= What you have to do =
Give the total number of lines with the word "name" in them, and no other words.

= Supplied entries =
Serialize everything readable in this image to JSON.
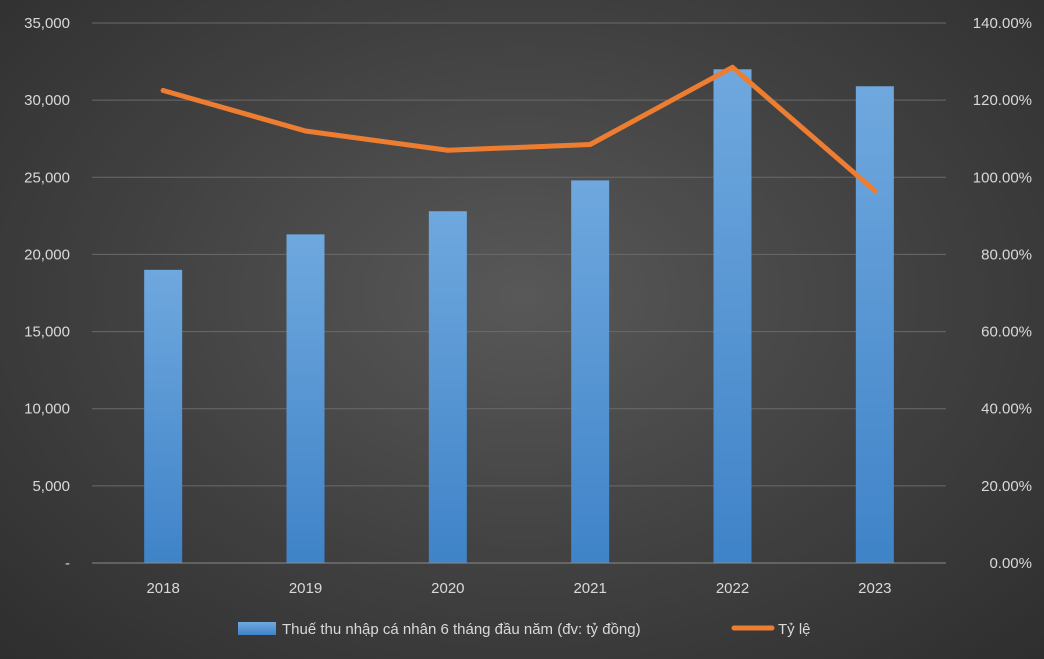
{
  "chart_data": {
    "type": "bar",
    "title": "",
    "categories": [
      "2018",
      "2019",
      "2020",
      "2021",
      "2022",
      "2023"
    ],
    "series": [
      {
        "name": "Thuế thu nhập cá nhân 6 tháng đầu năm (đv: tỷ đồng)",
        "type": "bar",
        "axis": "left",
        "values": [
          19000,
          21300,
          22800,
          24800,
          32000,
          30900
        ]
      },
      {
        "name": "Tỷ lệ",
        "type": "line",
        "axis": "right",
        "values": [
          1.225,
          1.12,
          1.07,
          1.085,
          1.285,
          0.965
        ]
      }
    ],
    "y_left": {
      "min": 0,
      "max": 35000,
      "step": 5000,
      "tick_labels": [
        "-",
        "5,000",
        "10,000",
        "15,000",
        "20,000",
        "25,000",
        "30,000",
        "35,000"
      ]
    },
    "y_right": {
      "min": 0,
      "max": 1.4,
      "step": 0.2,
      "tick_labels": [
        "0.00%",
        "20.00%",
        "40.00%",
        "60.00%",
        "80.00%",
        "100.00%",
        "120.00%",
        "140.00%"
      ]
    },
    "grid": true,
    "legend_position": "bottom",
    "colors": {
      "bar": "#5b9bd5",
      "line": "#ed7d31",
      "grid": "#6a6a6a",
      "text": "#d9d9d9"
    }
  }
}
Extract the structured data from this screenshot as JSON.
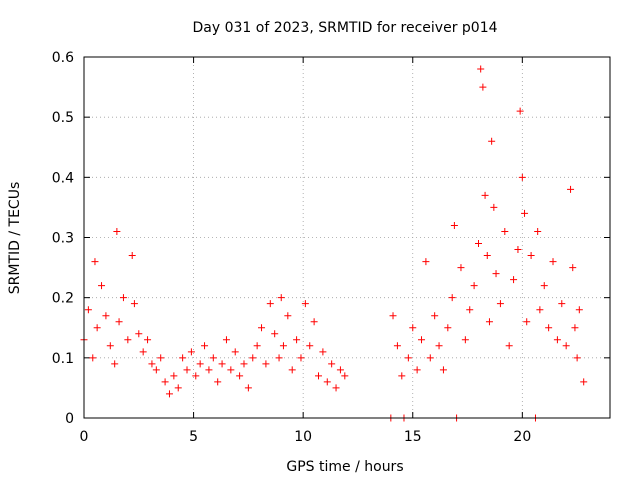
{
  "chart_data": {
    "type": "scatter",
    "title": "Day 031 of 2023, SRMTID for receiver p014",
    "xlabel": "GPS time / hours",
    "ylabel": "SRMTID / TECUs",
    "xlim": [
      0,
      24
    ],
    "ylim": [
      0,
      0.6
    ],
    "xticks": [
      0,
      5,
      10,
      15,
      20
    ],
    "xtick_labels": [
      "0",
      "5",
      "10",
      "15",
      "20"
    ],
    "yticks": [
      0,
      0.1,
      0.2,
      0.3,
      0.4,
      0.5,
      0.6
    ],
    "ytick_labels": [
      "0",
      "0.1",
      "0.2",
      "0.3",
      "0.4",
      "0.5",
      "0.6"
    ],
    "grid": true,
    "marker": "+",
    "color": "#ff0000",
    "series": [
      {
        "name": "p014",
        "x": [
          0.0,
          0.2,
          0.4,
          0.5,
          0.6,
          0.8,
          1.0,
          1.2,
          1.4,
          1.5,
          1.6,
          1.8,
          2.0,
          2.2,
          2.3,
          2.5,
          2.7,
          2.9,
          3.1,
          3.3,
          3.5,
          3.7,
          3.9,
          4.1,
          4.3,
          4.5,
          4.7,
          4.9,
          5.1,
          5.3,
          5.5,
          5.7,
          5.9,
          6.1,
          6.3,
          6.5,
          6.7,
          6.9,
          7.1,
          7.3,
          7.5,
          7.7,
          7.9,
          8.1,
          8.3,
          8.5,
          8.7,
          8.9,
          9.0,
          9.1,
          9.3,
          9.5,
          9.7,
          9.9,
          10.1,
          10.3,
          10.5,
          10.7,
          10.9,
          11.1,
          11.3,
          11.5,
          11.7,
          11.9,
          14.0,
          14.1,
          14.3,
          14.5,
          14.6,
          14.8,
          15.0,
          15.2,
          15.4,
          15.6,
          15.8,
          16.0,
          16.2,
          16.4,
          16.6,
          16.8,
          16.9,
          17.0,
          17.2,
          17.4,
          17.6,
          17.8,
          18.0,
          18.1,
          18.2,
          18.3,
          18.4,
          18.5,
          18.6,
          18.7,
          18.8,
          19.0,
          19.2,
          19.4,
          19.6,
          19.8,
          19.9,
          20.0,
          20.1,
          20.2,
          20.4,
          20.6,
          20.7,
          20.8,
          21.0,
          21.2,
          21.4,
          21.6,
          21.8,
          22.0,
          22.2,
          22.3,
          22.4,
          22.5,
          22.6,
          22.8
        ],
        "y": [
          0.13,
          0.18,
          0.1,
          0.26,
          0.15,
          0.22,
          0.17,
          0.12,
          0.09,
          0.31,
          0.16,
          0.2,
          0.13,
          0.27,
          0.19,
          0.14,
          0.11,
          0.13,
          0.09,
          0.08,
          0.1,
          0.06,
          0.04,
          0.07,
          0.05,
          0.1,
          0.08,
          0.11,
          0.07,
          0.09,
          0.12,
          0.08,
          0.1,
          0.06,
          0.09,
          0.13,
          0.08,
          0.11,
          0.07,
          0.09,
          0.05,
          0.1,
          0.12,
          0.15,
          0.09,
          0.19,
          0.14,
          0.1,
          0.2,
          0.12,
          0.17,
          0.08,
          0.13,
          0.1,
          0.19,
          0.12,
          0.16,
          0.07,
          0.11,
          0.06,
          0.09,
          0.05,
          0.08,
          0.07,
          0.0,
          0.17,
          0.12,
          0.07,
          0.0,
          0.1,
          0.15,
          0.08,
          0.13,
          0.26,
          0.1,
          0.17,
          0.12,
          0.08,
          0.15,
          0.2,
          0.32,
          0.0,
          0.25,
          0.13,
          0.18,
          0.22,
          0.29,
          0.58,
          0.55,
          0.37,
          0.27,
          0.16,
          0.46,
          0.35,
          0.24,
          0.19,
          0.31,
          0.12,
          0.23,
          0.28,
          0.51,
          0.4,
          0.34,
          0.16,
          0.27,
          0.0,
          0.31,
          0.18,
          0.22,
          0.15,
          0.26,
          0.13,
          0.19,
          0.12,
          0.38,
          0.25,
          0.15,
          0.1,
          0.18,
          0.06
        ]
      }
    ]
  }
}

= Complete output =
3